# DATA
········

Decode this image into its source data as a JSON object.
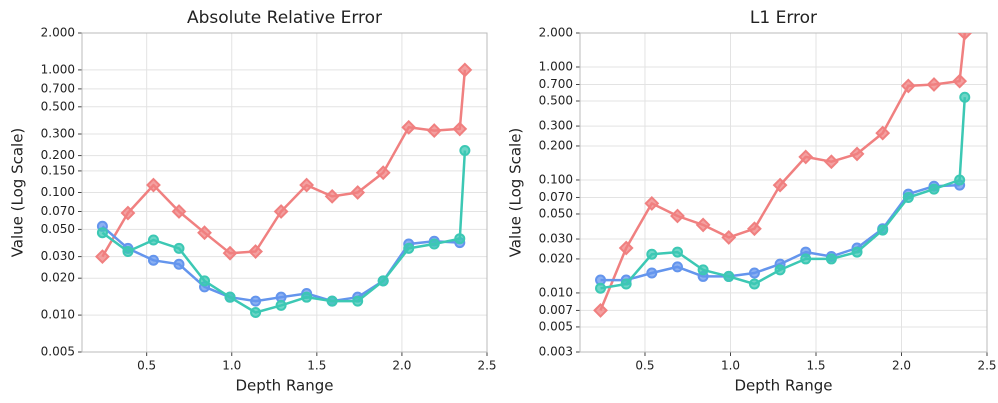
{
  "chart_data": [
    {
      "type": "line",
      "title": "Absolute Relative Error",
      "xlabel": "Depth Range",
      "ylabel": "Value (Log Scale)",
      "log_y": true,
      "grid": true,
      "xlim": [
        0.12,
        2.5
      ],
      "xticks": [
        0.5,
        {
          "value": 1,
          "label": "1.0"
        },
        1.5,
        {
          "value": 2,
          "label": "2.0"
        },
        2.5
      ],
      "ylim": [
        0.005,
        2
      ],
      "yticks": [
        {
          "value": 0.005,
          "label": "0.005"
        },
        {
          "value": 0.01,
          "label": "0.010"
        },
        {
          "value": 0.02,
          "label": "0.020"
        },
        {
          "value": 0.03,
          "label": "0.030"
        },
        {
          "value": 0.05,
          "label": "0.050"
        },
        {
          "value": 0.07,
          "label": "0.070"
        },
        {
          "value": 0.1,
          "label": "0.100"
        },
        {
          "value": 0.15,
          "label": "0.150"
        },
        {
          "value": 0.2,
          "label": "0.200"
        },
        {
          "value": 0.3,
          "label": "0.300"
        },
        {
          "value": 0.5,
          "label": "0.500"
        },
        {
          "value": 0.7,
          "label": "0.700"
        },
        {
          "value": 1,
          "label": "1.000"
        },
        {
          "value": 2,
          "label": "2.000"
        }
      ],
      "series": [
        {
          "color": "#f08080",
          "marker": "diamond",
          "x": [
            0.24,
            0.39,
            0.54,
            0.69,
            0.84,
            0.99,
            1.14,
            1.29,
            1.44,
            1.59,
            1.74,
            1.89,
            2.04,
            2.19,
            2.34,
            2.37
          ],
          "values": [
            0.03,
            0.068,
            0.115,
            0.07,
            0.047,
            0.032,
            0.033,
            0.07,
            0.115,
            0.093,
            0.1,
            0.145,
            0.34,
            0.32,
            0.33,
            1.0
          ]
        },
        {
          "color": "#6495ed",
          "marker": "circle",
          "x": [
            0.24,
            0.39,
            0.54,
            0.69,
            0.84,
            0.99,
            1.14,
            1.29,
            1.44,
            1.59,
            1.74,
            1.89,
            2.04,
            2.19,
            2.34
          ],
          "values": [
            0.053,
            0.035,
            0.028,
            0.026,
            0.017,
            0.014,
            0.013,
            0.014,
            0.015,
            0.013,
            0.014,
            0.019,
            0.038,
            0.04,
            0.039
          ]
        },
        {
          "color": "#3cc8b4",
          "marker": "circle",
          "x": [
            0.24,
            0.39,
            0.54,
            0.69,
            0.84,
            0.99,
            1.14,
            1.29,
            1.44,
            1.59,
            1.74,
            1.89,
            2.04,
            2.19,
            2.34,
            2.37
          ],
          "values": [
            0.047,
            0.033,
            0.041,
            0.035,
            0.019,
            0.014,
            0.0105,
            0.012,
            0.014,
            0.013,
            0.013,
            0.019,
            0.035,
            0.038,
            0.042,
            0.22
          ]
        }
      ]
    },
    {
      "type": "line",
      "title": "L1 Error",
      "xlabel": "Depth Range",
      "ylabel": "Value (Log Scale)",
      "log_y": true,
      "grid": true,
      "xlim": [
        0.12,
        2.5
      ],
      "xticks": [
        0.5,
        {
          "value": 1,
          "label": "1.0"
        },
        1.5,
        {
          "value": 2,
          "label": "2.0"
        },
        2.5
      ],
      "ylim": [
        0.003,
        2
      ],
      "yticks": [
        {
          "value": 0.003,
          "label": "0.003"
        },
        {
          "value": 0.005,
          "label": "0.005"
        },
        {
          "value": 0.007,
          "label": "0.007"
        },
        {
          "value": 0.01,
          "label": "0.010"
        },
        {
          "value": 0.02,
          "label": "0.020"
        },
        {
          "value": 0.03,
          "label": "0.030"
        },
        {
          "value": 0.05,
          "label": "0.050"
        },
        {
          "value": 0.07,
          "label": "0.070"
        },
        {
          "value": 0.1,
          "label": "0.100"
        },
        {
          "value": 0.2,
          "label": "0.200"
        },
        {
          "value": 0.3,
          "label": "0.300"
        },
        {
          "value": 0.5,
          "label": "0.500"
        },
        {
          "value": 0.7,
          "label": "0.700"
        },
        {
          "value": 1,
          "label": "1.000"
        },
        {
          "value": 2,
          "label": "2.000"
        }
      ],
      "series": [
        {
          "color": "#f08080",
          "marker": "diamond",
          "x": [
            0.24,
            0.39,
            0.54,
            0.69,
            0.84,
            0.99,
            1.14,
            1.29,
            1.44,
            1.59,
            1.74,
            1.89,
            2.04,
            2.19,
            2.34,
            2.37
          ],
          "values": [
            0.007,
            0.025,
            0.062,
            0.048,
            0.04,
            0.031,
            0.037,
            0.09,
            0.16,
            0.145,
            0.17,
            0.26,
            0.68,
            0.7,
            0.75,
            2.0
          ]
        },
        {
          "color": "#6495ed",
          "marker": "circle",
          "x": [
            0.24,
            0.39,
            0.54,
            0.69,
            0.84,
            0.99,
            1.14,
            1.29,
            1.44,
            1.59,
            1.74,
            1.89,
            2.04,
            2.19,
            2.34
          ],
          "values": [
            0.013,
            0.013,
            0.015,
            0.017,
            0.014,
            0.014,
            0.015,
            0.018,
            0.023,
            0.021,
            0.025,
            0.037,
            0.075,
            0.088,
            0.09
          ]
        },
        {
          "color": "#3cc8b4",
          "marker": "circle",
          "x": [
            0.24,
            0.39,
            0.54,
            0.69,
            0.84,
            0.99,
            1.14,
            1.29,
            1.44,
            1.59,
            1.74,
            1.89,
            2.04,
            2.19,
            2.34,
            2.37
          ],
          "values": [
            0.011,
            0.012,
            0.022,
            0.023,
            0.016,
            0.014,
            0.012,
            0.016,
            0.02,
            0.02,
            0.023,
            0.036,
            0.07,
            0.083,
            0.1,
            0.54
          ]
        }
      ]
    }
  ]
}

········

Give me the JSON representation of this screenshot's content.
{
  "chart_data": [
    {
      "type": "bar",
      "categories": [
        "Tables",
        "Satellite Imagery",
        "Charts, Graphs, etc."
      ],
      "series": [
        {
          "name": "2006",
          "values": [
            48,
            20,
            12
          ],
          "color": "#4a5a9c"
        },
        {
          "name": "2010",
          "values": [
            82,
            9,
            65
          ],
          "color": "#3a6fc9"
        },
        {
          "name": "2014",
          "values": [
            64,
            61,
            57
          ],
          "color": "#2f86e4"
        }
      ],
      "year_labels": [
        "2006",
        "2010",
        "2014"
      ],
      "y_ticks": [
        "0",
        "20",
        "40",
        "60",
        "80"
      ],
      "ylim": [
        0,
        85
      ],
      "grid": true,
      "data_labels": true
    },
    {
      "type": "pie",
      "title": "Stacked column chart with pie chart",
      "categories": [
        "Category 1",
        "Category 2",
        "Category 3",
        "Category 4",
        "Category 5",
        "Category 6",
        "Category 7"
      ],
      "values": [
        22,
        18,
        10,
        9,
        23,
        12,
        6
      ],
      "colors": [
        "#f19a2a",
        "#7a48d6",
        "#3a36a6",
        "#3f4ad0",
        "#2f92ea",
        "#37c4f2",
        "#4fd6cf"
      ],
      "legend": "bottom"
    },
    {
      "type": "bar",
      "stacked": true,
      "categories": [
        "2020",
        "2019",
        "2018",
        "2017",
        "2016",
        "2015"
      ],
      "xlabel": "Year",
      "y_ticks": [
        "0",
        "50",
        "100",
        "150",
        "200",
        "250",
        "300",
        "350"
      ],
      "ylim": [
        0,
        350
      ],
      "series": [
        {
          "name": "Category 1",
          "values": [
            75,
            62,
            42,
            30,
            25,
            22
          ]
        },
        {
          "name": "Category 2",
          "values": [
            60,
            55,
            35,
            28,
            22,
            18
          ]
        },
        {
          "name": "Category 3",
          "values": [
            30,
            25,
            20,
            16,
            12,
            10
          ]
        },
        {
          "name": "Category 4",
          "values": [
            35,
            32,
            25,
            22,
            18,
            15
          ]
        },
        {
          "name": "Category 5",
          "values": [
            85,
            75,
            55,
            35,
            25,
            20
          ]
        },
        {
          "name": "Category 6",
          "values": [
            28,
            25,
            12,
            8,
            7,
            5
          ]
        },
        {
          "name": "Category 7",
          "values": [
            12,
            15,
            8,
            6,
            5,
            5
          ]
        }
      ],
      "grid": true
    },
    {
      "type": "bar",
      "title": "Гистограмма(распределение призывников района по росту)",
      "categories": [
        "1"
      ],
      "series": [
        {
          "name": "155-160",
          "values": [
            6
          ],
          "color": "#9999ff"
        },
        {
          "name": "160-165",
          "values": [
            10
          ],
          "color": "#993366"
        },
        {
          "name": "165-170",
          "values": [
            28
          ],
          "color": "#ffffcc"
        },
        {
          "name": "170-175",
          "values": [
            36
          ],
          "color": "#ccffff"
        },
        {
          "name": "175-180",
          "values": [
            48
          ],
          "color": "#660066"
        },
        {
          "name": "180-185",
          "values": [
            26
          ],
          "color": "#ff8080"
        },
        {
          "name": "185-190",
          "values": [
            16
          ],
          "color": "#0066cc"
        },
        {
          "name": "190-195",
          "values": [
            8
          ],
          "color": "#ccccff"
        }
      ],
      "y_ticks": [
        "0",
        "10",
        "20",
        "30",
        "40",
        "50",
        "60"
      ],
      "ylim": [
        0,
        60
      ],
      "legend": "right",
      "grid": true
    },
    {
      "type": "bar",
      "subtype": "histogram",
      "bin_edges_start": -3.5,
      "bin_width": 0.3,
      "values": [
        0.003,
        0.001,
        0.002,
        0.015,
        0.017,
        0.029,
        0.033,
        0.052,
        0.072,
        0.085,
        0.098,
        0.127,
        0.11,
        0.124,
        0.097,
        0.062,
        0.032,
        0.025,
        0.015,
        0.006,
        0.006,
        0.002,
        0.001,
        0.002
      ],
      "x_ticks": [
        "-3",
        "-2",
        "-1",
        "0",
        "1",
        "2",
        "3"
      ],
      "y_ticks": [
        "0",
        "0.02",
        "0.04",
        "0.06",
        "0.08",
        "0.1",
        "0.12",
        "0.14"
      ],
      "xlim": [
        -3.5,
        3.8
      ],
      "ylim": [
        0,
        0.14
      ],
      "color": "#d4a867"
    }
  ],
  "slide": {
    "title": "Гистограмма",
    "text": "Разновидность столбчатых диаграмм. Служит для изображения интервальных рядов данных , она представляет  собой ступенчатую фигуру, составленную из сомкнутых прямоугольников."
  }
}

········

# PROBLEM DESCRIPTION
In the entries above, find the lines containing the word "title" and say how many there are, with no other words.

# SOLUTION
5